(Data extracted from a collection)
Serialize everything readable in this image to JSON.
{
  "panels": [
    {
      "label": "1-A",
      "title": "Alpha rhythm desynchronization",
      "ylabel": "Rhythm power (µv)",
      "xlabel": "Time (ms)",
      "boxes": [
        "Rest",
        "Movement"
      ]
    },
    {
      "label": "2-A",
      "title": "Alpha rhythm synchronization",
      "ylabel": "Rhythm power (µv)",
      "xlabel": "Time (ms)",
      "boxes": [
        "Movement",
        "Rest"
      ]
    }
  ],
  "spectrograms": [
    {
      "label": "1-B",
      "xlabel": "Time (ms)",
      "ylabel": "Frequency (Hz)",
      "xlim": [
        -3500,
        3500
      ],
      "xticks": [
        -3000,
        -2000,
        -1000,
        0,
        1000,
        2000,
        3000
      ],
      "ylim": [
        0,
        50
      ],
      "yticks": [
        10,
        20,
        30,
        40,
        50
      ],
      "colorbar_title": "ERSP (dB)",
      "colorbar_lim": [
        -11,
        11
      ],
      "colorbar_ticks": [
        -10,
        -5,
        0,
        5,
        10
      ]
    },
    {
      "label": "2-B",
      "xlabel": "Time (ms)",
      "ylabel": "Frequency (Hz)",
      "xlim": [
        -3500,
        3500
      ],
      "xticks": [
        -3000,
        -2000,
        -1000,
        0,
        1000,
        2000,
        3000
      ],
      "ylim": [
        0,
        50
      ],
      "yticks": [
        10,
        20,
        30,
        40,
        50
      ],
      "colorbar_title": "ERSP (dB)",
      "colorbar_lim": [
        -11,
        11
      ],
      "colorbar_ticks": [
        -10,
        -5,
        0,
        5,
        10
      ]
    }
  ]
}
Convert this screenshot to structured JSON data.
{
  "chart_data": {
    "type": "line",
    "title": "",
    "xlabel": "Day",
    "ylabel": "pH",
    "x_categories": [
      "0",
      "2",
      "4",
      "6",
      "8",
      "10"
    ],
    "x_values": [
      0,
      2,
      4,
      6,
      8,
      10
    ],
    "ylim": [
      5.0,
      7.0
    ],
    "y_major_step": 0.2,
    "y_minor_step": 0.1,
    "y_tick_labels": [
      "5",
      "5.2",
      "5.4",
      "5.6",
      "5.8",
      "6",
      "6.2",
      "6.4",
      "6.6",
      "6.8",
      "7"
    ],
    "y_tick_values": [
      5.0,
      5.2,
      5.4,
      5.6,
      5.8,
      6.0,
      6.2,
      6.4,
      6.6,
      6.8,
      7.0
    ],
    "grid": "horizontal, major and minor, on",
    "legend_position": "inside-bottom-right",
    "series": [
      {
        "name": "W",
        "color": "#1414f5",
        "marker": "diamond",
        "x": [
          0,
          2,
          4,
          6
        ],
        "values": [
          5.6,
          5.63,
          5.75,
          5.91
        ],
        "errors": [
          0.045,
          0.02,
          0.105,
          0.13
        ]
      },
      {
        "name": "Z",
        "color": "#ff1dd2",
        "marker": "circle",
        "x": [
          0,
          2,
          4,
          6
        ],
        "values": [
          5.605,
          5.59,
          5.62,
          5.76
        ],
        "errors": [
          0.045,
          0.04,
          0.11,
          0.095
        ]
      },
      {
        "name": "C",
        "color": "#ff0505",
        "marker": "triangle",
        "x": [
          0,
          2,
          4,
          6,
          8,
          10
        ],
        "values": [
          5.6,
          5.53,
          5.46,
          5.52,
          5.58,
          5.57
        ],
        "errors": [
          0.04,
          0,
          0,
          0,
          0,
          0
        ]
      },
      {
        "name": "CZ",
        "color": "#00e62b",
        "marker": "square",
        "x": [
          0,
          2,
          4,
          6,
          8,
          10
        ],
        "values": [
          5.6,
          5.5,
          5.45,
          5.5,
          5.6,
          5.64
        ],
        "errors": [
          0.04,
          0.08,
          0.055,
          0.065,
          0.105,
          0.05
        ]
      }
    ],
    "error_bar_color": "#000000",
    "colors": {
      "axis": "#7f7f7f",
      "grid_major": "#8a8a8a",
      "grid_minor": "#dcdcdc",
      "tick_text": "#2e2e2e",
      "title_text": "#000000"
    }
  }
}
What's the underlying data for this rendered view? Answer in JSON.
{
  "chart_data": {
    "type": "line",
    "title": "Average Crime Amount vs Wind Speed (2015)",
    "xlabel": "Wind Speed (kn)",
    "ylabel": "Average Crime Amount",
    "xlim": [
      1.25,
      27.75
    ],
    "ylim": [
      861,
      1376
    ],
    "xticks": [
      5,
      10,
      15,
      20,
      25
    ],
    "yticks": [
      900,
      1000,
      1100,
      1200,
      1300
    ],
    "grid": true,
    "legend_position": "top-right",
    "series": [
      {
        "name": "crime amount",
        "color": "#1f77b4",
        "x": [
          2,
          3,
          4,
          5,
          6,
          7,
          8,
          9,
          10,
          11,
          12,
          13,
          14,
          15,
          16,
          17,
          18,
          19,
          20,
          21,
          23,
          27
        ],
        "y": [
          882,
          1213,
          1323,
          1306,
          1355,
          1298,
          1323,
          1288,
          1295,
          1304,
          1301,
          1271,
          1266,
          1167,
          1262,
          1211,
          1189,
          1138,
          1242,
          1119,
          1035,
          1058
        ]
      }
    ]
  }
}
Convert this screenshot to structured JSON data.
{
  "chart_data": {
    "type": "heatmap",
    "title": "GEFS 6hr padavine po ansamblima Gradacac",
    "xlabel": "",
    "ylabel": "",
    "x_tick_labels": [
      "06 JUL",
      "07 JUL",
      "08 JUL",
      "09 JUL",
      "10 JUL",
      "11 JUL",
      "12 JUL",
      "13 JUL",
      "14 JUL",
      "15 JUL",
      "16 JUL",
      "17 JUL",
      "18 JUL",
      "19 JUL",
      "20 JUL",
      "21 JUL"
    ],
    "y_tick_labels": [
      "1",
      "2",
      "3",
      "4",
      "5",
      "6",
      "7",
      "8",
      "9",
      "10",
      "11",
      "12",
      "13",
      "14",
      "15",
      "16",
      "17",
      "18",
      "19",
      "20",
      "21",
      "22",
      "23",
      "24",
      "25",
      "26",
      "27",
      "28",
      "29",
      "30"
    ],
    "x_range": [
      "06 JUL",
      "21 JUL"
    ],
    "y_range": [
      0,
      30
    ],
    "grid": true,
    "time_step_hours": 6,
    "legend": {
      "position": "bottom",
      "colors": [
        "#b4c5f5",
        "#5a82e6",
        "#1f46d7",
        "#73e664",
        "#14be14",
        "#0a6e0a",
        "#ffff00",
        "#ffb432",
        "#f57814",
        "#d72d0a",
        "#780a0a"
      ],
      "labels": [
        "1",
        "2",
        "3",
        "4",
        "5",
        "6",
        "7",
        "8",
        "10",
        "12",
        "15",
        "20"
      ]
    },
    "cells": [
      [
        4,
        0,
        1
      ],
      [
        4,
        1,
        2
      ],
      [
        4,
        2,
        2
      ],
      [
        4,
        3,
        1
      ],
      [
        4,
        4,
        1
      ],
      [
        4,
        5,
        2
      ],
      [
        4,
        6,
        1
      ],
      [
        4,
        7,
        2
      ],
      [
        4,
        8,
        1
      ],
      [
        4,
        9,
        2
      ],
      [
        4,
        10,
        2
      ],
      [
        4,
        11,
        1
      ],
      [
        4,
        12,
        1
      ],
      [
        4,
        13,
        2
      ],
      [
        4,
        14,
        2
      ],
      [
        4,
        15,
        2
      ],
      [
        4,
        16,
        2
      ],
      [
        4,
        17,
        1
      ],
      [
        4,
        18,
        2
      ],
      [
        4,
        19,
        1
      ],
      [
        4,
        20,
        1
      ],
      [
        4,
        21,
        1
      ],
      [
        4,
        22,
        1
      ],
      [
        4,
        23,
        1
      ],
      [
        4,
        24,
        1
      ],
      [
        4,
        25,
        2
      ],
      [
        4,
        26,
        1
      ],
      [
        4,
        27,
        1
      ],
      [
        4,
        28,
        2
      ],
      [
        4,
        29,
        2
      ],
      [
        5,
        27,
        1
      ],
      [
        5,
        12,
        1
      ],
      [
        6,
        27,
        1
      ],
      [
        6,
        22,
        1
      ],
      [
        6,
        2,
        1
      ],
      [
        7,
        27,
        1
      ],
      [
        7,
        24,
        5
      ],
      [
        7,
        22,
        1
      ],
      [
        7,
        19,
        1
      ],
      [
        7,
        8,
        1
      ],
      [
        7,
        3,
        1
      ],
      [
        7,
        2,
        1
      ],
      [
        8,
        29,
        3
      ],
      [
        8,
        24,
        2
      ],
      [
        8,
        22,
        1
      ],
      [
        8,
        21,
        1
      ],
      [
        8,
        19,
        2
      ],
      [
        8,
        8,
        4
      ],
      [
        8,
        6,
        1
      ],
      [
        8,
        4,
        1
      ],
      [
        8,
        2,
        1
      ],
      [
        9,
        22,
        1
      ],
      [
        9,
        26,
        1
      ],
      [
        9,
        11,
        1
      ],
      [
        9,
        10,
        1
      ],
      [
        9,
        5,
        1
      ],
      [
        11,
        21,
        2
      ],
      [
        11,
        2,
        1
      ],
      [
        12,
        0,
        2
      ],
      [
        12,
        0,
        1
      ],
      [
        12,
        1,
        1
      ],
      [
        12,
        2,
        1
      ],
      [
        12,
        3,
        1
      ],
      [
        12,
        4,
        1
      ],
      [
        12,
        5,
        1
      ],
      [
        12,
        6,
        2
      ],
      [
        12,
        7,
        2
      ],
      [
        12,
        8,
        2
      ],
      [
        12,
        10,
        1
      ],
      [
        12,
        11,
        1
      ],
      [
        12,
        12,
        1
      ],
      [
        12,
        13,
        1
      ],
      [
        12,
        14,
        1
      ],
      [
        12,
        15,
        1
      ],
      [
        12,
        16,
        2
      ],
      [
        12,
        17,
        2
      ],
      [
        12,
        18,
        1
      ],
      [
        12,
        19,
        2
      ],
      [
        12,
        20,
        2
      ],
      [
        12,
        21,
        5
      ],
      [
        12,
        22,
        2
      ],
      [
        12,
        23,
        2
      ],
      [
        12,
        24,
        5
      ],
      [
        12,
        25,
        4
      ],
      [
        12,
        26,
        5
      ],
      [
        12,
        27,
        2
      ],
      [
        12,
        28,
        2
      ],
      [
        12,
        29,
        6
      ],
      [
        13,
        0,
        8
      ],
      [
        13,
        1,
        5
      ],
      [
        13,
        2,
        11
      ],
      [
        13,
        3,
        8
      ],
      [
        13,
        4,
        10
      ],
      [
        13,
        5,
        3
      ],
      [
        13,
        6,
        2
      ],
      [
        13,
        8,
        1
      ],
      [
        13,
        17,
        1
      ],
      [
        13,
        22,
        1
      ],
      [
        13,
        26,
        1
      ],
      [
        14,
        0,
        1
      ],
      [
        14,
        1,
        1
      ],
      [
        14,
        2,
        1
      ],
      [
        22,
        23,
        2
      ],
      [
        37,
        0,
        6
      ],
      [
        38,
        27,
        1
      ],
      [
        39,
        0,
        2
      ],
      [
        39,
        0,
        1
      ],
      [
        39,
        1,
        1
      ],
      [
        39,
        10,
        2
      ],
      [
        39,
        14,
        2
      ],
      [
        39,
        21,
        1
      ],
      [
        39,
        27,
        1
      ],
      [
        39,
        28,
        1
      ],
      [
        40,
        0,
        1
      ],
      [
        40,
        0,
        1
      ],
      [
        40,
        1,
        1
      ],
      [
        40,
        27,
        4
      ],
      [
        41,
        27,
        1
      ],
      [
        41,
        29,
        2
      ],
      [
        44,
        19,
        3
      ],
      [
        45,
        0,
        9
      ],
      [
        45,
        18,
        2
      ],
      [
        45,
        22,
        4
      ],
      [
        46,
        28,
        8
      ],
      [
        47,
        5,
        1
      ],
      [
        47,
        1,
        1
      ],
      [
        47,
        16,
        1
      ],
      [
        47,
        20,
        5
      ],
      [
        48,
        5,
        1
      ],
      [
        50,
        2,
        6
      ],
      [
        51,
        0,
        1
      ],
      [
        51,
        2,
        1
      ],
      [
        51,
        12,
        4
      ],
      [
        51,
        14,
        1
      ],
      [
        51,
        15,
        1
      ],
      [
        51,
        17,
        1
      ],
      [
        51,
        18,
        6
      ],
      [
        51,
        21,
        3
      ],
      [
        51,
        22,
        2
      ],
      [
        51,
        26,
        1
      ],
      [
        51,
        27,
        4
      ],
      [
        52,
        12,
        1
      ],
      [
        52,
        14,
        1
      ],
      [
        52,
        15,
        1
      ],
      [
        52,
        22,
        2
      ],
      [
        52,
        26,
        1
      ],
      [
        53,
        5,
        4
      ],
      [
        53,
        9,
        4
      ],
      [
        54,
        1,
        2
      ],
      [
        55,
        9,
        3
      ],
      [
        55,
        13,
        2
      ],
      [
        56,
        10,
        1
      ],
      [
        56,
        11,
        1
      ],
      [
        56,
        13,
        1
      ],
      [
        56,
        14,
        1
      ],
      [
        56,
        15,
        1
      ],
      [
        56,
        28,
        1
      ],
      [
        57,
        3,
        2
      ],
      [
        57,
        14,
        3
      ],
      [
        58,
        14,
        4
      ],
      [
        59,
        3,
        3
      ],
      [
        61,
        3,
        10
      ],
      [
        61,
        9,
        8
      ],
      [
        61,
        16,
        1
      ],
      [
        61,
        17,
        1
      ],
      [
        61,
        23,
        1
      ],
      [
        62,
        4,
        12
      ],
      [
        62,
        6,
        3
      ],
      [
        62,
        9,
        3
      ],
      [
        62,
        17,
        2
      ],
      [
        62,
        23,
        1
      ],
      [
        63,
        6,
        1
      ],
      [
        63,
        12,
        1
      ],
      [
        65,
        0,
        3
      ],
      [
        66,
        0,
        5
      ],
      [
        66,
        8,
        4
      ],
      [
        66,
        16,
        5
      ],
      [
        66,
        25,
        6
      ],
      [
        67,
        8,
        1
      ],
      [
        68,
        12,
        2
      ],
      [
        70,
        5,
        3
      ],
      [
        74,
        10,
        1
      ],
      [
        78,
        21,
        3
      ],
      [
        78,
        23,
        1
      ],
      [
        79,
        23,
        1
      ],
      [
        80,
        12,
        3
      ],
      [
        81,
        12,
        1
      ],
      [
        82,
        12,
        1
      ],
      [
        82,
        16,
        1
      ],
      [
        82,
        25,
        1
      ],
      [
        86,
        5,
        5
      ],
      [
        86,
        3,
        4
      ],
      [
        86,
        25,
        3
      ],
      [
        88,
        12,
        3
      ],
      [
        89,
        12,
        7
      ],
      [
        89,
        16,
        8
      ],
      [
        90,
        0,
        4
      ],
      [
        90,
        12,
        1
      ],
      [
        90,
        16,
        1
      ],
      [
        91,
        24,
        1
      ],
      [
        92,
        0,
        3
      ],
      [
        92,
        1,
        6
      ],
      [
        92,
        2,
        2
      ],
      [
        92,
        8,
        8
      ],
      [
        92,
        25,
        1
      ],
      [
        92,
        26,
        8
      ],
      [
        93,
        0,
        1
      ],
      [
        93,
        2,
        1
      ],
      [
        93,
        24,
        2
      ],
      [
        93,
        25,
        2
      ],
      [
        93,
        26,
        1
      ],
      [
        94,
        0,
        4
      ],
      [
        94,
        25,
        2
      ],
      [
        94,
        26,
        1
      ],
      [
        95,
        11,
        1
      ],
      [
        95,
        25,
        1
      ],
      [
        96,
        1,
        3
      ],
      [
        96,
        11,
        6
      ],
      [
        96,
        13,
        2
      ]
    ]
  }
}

### TASK REQUIREMENTS:
Say how many lines include the word "ylabel"; reply with the number alone.

### SOLUTION FOR THIS EXERCISE:
7